JOB: Rewrite the lines from the one containing "Patent image size: (512, 355)." through the one containing "In FIG. 9, the counterblowing", both included, as a JSON list of strings with one string per line and blank lines omitted.

-- start DATA LINES --

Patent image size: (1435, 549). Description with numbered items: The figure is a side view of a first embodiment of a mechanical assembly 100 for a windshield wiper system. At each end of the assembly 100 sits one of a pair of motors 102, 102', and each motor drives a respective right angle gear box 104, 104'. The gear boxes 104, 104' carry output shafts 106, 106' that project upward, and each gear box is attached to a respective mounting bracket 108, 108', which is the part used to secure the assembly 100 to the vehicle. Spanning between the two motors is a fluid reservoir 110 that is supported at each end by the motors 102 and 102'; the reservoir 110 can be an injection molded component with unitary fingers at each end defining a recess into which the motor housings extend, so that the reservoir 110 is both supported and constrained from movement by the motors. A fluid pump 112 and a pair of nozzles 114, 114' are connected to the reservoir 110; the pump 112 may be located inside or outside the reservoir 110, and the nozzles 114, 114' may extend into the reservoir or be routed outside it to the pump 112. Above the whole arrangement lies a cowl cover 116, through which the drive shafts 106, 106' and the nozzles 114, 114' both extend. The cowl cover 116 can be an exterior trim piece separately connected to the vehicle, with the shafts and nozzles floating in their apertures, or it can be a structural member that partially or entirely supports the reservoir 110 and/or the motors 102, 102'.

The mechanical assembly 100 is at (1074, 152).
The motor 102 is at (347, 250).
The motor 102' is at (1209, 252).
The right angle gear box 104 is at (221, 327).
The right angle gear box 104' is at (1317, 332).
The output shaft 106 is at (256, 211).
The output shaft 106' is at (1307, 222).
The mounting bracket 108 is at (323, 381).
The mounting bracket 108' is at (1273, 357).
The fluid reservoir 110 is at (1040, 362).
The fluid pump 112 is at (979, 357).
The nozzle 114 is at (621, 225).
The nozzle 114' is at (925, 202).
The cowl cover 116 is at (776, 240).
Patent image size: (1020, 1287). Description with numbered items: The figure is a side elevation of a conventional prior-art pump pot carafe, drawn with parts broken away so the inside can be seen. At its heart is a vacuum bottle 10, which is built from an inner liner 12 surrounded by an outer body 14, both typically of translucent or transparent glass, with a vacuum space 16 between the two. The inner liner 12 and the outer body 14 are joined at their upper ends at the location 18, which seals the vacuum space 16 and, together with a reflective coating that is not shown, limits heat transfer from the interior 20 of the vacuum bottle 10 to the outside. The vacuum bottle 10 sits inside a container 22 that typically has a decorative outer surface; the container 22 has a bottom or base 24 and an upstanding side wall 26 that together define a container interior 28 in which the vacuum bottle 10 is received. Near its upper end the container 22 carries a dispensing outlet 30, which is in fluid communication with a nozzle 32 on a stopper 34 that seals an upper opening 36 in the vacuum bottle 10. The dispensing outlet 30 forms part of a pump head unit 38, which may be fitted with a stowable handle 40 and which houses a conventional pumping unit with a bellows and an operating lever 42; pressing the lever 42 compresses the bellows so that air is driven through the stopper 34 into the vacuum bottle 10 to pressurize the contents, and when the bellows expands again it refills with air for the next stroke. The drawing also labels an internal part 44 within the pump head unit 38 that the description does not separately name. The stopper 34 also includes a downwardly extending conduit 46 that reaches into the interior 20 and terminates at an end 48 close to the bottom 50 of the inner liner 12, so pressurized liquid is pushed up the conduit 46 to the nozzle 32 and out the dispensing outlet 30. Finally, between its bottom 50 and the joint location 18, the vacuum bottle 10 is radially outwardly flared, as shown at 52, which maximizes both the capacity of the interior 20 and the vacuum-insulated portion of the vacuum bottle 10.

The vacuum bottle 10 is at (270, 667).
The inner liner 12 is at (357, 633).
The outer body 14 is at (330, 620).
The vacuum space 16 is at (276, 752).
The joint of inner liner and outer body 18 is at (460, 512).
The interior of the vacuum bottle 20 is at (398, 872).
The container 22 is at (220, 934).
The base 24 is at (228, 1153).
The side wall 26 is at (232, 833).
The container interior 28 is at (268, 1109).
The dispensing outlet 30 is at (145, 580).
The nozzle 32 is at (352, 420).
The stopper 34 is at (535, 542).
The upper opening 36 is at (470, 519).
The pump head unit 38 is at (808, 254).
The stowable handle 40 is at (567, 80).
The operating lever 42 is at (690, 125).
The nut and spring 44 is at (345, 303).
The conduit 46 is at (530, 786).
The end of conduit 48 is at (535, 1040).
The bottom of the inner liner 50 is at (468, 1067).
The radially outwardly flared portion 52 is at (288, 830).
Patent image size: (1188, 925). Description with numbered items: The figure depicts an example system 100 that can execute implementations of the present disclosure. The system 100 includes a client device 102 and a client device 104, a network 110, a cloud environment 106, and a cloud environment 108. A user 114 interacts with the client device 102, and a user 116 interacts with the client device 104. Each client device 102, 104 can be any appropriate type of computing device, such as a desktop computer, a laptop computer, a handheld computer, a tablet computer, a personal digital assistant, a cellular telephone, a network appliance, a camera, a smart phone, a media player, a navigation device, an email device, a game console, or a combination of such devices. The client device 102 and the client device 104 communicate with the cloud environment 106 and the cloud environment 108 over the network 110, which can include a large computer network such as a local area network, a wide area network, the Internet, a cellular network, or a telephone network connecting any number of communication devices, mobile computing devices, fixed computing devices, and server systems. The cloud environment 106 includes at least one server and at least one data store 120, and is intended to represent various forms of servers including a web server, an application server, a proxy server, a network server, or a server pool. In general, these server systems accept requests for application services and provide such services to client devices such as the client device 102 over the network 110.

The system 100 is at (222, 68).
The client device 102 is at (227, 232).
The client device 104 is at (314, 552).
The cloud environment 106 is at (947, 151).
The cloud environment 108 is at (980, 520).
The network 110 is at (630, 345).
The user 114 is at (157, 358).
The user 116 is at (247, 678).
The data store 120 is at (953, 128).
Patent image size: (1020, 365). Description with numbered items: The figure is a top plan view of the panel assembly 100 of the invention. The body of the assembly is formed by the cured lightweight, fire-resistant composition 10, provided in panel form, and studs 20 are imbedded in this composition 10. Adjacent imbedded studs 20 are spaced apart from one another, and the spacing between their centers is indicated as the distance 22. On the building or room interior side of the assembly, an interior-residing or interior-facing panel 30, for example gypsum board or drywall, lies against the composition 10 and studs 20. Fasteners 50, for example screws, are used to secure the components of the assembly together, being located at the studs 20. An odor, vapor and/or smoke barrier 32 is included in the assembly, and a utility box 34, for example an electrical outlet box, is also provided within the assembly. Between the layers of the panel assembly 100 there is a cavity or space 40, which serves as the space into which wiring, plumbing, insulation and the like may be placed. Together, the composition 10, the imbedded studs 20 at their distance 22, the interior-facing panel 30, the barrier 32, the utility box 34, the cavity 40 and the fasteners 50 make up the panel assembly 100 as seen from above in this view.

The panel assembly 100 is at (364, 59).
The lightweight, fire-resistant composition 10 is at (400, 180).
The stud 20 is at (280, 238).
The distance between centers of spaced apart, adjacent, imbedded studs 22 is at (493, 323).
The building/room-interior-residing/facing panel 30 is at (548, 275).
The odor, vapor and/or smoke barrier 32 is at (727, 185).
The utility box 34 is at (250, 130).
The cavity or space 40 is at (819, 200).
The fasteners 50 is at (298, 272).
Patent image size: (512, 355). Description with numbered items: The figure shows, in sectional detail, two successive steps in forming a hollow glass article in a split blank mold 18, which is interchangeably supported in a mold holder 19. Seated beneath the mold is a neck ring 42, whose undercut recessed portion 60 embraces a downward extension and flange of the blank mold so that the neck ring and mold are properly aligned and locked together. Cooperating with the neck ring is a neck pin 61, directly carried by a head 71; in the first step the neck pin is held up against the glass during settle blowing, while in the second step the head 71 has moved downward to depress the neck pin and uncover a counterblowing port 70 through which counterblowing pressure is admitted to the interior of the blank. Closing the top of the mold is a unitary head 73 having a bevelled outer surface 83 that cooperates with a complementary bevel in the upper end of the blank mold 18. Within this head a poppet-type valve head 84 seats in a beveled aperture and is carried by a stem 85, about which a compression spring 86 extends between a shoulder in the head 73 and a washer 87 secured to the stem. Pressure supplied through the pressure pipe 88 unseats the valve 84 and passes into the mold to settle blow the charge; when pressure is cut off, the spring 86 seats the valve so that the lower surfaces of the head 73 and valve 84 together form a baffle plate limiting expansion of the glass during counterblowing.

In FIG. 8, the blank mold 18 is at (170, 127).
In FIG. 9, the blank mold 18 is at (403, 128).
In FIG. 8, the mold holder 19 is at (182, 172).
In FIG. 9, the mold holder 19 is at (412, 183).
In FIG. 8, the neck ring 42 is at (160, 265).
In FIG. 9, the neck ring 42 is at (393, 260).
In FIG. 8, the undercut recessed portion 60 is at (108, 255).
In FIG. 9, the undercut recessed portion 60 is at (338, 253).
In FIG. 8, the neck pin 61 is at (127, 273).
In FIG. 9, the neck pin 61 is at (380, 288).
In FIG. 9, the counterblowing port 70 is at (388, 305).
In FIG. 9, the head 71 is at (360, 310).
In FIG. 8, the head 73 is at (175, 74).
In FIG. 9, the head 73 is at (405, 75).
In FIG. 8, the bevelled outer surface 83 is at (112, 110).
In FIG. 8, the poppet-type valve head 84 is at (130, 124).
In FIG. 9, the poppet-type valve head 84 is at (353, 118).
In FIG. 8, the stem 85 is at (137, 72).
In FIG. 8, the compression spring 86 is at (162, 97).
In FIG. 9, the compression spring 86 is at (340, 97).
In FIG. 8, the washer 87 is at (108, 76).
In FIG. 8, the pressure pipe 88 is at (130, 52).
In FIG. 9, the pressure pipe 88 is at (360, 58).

-- end DATA LINES --

TASK RESULT:
[
  "Patent image size: (512, 355). Description with numbered items: The figure shows, in sectional detail, two successive steps in forming a hollow glass article in a split blank mold 18, which is interchangeably supported in a mold holder 19. Seated beneath the mold is a neck ring 42, whose undercut recessed portion 60 embraces a downward extension and flange of the blank mold so that the neck ring and mold are properly aligned and locked together. Cooperating with the neck ring is a neck pin 61, directly carried by a head 71; in the first step the neck pin is held up against the glass during settle blowing, while in the second step the head 71 has moved downward to depress the neck pin and uncover a counterblowing port 70 through which counterblowing pressure is admitted to the interior of the blank. Closing the top of the mold is a unitary head 73 having a bevelled outer surface 83 that cooperates with a complementary bevel in the upper end of the blank mold 18. Within this head a poppet-type valve head 84 seats in a beveled aperture and is carried by a stem 85, about which a compression spring 86 extends between a shoulder in the head 73 and a washer 87 secured to the stem. Pressure supplied through the pressure pipe 88 unseats the valve 84 and passes into the mold to settle blow the charge; when pressure is cut off, the spring 86 seats the valve so that the lower surfaces of the head 73 and valve 84 together form a baffle plate limiting expansion of the glass during counterblowing.",
  "In FIG. 8, the blank mold 18 is at (170, 127).",
  "In FIG. 9, the blank mold 18 is at (403, 128).",
  "In FIG. 8, the mold holder 19 is at (182, 172).",
  "In FIG. 9, the mold holder 19 is at (412, 183).",
  "In FIG. 8, the neck ring 42 is at (160, 265).",
  "In FIG. 9, the neck ring 42 is at (393, 260).",
  "In FIG. 8, the undercut recessed portion 60 is at (108, 255).",
  "In FIG. 9, the undercut recessed portion 60 is at (338, 253).",
  "In FIG. 8, the neck pin 61 is at (127, 273).",
  "In FIG. 9, the neck pin 61 is at (380, 288).",
  "In FIG. 9, the counterblowing port 70 is at (388, 305)."
]